_BRIEF_: Provide an exact reproduction of every entry.

_RECORDS SUPPLIED_:

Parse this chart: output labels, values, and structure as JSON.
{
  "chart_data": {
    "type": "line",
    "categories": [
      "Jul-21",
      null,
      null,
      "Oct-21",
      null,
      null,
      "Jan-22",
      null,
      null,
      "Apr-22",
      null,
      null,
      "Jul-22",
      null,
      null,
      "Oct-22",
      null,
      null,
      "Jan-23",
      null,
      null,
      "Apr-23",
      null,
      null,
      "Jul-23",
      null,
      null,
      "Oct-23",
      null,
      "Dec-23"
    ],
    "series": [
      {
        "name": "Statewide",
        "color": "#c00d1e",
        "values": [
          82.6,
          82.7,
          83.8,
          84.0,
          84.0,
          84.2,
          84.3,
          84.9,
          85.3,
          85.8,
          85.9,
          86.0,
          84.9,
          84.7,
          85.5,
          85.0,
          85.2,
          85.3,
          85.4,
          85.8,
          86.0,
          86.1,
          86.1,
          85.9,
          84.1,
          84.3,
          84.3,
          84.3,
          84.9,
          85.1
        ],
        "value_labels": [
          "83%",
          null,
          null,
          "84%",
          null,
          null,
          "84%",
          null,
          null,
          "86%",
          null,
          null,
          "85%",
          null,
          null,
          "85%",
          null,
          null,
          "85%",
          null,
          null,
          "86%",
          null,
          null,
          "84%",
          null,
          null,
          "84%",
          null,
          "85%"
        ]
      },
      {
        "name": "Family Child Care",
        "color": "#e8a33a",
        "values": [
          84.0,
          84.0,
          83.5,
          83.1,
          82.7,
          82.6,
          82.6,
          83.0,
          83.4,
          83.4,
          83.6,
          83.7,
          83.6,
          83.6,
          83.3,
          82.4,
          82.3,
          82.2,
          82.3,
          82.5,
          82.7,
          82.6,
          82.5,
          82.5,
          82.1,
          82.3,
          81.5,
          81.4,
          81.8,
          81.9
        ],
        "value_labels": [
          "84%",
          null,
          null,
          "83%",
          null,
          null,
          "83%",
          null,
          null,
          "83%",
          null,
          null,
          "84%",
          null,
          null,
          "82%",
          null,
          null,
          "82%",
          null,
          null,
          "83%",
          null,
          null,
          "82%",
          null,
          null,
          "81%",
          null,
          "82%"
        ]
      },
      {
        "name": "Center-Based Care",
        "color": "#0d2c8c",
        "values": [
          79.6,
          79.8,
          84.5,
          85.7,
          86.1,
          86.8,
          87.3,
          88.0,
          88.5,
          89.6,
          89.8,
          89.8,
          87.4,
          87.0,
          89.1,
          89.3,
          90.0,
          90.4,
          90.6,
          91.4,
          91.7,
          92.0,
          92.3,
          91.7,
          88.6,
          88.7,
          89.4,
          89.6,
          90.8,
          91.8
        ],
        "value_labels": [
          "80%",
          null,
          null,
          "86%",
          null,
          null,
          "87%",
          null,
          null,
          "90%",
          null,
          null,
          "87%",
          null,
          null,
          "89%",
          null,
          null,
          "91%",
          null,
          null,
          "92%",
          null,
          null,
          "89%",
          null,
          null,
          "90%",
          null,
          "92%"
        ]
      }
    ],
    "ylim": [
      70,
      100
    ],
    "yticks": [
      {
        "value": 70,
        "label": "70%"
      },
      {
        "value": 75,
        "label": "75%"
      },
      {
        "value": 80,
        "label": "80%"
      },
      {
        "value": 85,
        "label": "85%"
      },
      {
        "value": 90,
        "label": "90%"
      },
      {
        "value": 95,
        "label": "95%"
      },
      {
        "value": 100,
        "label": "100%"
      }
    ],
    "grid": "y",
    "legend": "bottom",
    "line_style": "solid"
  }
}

_SOLUTION BELOW_:
Parse this chart: output labels, values, and structure as JSON.
{
  "chart_data": {
    "type": "line",
    "categories": [
      "Jul-21",
      null,
      null,
      "Oct-21",
      null,
      null,
      "Jan-22",
      null,
      null,
      "Apr-22",
      null,
      null,
      "Jul-22",
      null,
      null,
      "Oct-22",
      null,
      null,
      "Jan-23",
      null,
      null,
      "Apr-23",
      null,
      null,
      "Jul-23",
      null,
      null,
      "Oct-23",
      null,
      "Dec-23"
    ],
    "series": [
      {
        "name": "Statewide",
        "color": "#c00d1e",
        "values": [
          82.6,
          82.7,
          83.8,
          84.0,
          84.0,
          84.2,
          84.3,
          84.9,
          85.3,
          85.8,
          85.9,
          86.0,
          84.9,
          84.7,
          85.5,
          85.0,
          85.2,
          85.3,
          85.4,
          85.8,
          86.0,
          86.1,
          86.1,
          85.9,
          84.1,
          84.3,
          84.3,
          84.3,
          84.9,
          85.1
        ],
        "value_labels": [
          "83%",
          null,
          null,
          "84%",
          null,
          null,
          "84%",
          null,
          null,
          "86%",
          null,
          null,
          "85%",
          null,
          null,
          "85%",
          null,
          null,
          "85%",
          null,
          null,
          "86%",
          null,
          null,
          "84%",
          null,
          null,
          "84%",
          null,
          "85%"
        ]
      },
      {
        "name": "Family Child Care",
        "color": "#e8a33a",
        "values": [
          84.0,
          84.0,
          83.5,
          83.1,
          82.7,
          82.6,
          82.6,
          83.0,
          83.4,
          83.4,
          83.6,
          83.7,
          83.6,
          83.6,
          83.3,
          82.4,
          82.3,
          82.2,
          82.3,
          82.5,
          82.7,
          82.6,
          82.5,
          82.5,
          82.1,
          82.3,
          81.5,
          81.4,
          81.8,
          81.9
        ],
        "value_labels": [
          "84%",
          null,
          null,
          "83%",
          null,
          null,
          "83%",
          null,
          null,
          "83%",
          null,
          null,
          "84%",
          null,
          null,
          "82%",
          null,
          null,
          "82%",
          null,
          null,
          "83%",
          null,
          null,
          "82%",
          null,
          null,
          "81%",
          null,
          "82%"
        ]
      },
      {
        "name": "Center-Based Care",
        "color": "#0d2c8c",
        "values": [
          79.6,
          79.8,
          84.5,
          85.7,
          86.1,
          86.8,
          87.3,
          88.0,
          88.5,
          89.6,
          89.8,
          89.8,
          87.4,
          87.0,
          89.1,
          89.3,
          90.0,
          90.4,
          90.6,
          91.4,
          91.7,
          92.0,
          92.3,
          91.7,
          88.6,
          88.7,
          89.4,
          89.6,
          90.8,
          91.8
        ],
        "value_labels": [
          "80%",
          null,
          null,
          "86%",
          null,
          null,
          "87%",
          null,
          null,
          "90%",
          null,
          null,
          "87%",
          null,
          null,
          "89%",
          null,
          null,
          "91%",
          null,
          null,
          "92%",
          null,
          null,
          "89%",
          null,
          null,
          "90%",
          null,
          "92%"
        ]
      }
    ],
    "ylim": [
      70,
      100
    ],
    "yticks": [
      {
        "value": 70,
        "label": "70%"
      },
      {
        "value": 75,
        "label": "75%"
      },
      {
        "value": 80,
        "label": "80%"
      },
      {
        "value": 85,
        "label": "85%"
      },
      {
        "value": 90,
        "label": "90%"
      },
      {
        "value": 95,
        "label": "95%"
      },
      {
        "value": 100,
        "label": "100%"
      }
    ],
    "grid": "y",
    "legend": "bottom",
    "line_style": "solid"
  }
}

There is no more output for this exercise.